Below is a block of records. Copy every line in it that contains the word "仅次于新疆".

(Collected data entries)
* * * * * * * * *
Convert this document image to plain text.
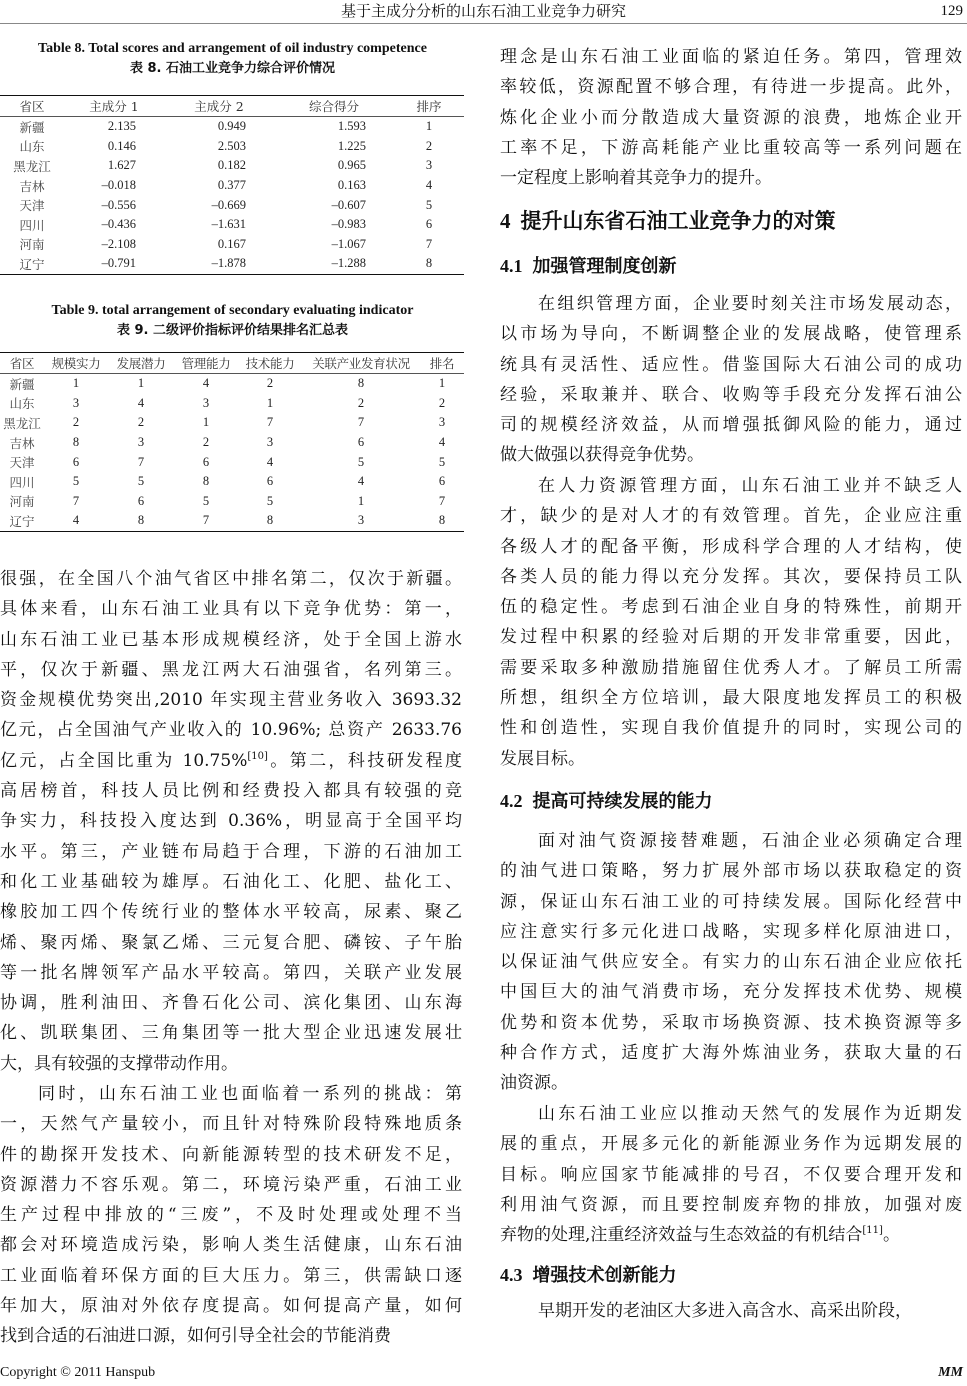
基于主成分分析的山东石油工业竞争力研究	129
Table 8. Total scores and arrangement of oil industry competence
表 8. 石油工业竞争力综合评价情况
省区	主成分 1	主成分 2	综合得分	排序
新疆	2.135	0.949	1.593	1
山东	0.146	2.503	1.225	2
黑龙江	1.627	0.182	0.965	3
吉林	–0.018	0.377	0.163	4
天津	–0.556	–0.669	–0.607	5
四川	–0.436	–1.631	–0.983	6
河南	–2.108	0.167	–1.067	7
辽宁	–0.791	–1.878	–1.288	8
Table 9. total arrangement of secondary evaluating indicator
表 9. 二级评价指标评价结果排名汇总表
省区	规模实力	发展潜力	管理能力	技术能力	关联产业发育状况	排名
新疆	1	1	4	2	8	1
山东	3	4	3	1	2	2
黑龙江	2	2	1	7	7	3
吉林	8	3	2	3	6	4
天津	6	7	6	4	5	5
四川	5	5	8	6	4	6
河南	7	6	5	5	1	7
辽宁	4	8	7	8	3	8
很强，在全国八个油气省区中排名第二，仅次于新疆。
具体来看，山东石油工业具有以下竞争优势：第一，
山东石油工业已基本形成规模经济，处于全国上游水
平，仅次于新疆、黑龙江两大石油强省，名列第三。
资金规模优势突出,2010 年实现主营业务收入 3693.32
亿元，占全国油气产业收入的 10.96%; 总资产 2633.76
亿元，占全国比重为 10.75%[10]。第二，科技研发程度
高居榜首，科技人员比例和经费投入都具有较强的竞
争实力，科技投入度达到 0.36%，明显高于全国平均
水平。第三，产业链布局趋于合理，下游的石油加工
和化工业基础较为雄厚。石油化工、化肥、盐化工、
橡胶加工四个传统行业的整体水平较高，尿素、聚乙
烯、聚丙烯、聚氯乙烯、三元复合肥、磷铵、子午胎
等一批名牌领军产品水平较高。第四，关联产业发展
协调，胜利油田、齐鲁石化公司、滨化集团、山东海
化、凯联集团、三角集团等一批大型企业迅速发展壮
大，具有较强的支撑带动作用。
同时，山东石油工业也面临着一系列的挑战：第
一，天然气产量较小，而且针对特殊阶段特殊地质条
件的勘探开发技术、向新能源转型的技术研发不足，
资源潜力不容乐观。第二，环境污染严重，石油工业
生产过程中排放的“三废”，不及时处理或处理不当
都会对环境造成污染，影响人类生活健康，山东石油
工业面临着环保方面的巨大压力。第三，供需缺口逐
年加大，原油对外依存度提高。如何提高产量，如何
找到合适的石油进口源，如何引导全社会的节能消费
理念是山东石油工业面临的紧迫任务。第四，管理效
率较低，资源配置不够合理，有待进一步提高。此外，
炼化企业小而分散造成大量资源的浪费，地炼企业开
工率不足，下游高耗能产业比重较高等一系列问题在
一定程度上影响着其竞争力的提升。
4 提升山东省石油工业竞争力的对策
4.1 加强管理制度创新
在组织管理方面，企业要时刻关注市场发展动态，
以市场为导向，不断调整企业的发展战略，使管理系
统具有灵活性、适应性。借鉴国际大石油公司的成功
经验，采取兼并、联合、收购等手段充分发挥石油公
司的规模经济效益，从而增强抵御风险的能力，通过
做大做强以获得竞争优势。
在人力资源管理方面，山东石油工业并不缺乏人
才，缺少的是对人才的有效管理。首先，企业应注重
各级人才的配备平衡，形成科学合理的人才结构，使
各类人员的能力得以充分发挥。其次，要保持员工队
伍的稳定性。考虑到石油企业自身的特殊性，前期开
发过程中积累的经验对后期的开发非常重要，因此，
需要采取多种激励措施留住优秀人才。了解员工所需
所想，组织全方位培训，最大限度地发挥员工的积极
性和创造性，实现自我价值提升的同时，实现公司的
发展目标。
4.2 提高可持续发展的能力
面对油气资源接替难题，石油企业必须确定合理
的油气进口策略，努力扩展外部市场以获取稳定的资
源，保证山东石油工业的可持续发展。国际化经营中
应注意实行多元化进口战略，实现多样化原油进口，
以保证油气供应安全。有实力的山东石油企业应依托
中国巨大的油气消费市场，充分发挥技术优势、规模
优势和资本优势，采取市场换资源、技术换资源等多
种合作方式，适度扩大海外炼油业务，获取大量的石
油资源。
山东石油工业应以推动天然气的发展作为近期发
展的重点，开展多元化的新能源业务作为远期发展的
目标。响应国家节能减排的号召，不仅要合理开发和
利用油气资源，而且要控制废弃物的排放，加强对废
弃物的处理,注重经济效益与生态效益的有机结合[11]。
4.3 增强技术创新能力
早期开发的老油区大多进入高含水、高采出阶段，
Copyright © 2011 Hanspub	MM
* * * * * * * * *
> _PROBLEM SOLUTION_:
很强，在全国八个油气省区中排名第二，仅次于新疆。
平，仅次于新疆、黑龙江两大石油强省，名列第三。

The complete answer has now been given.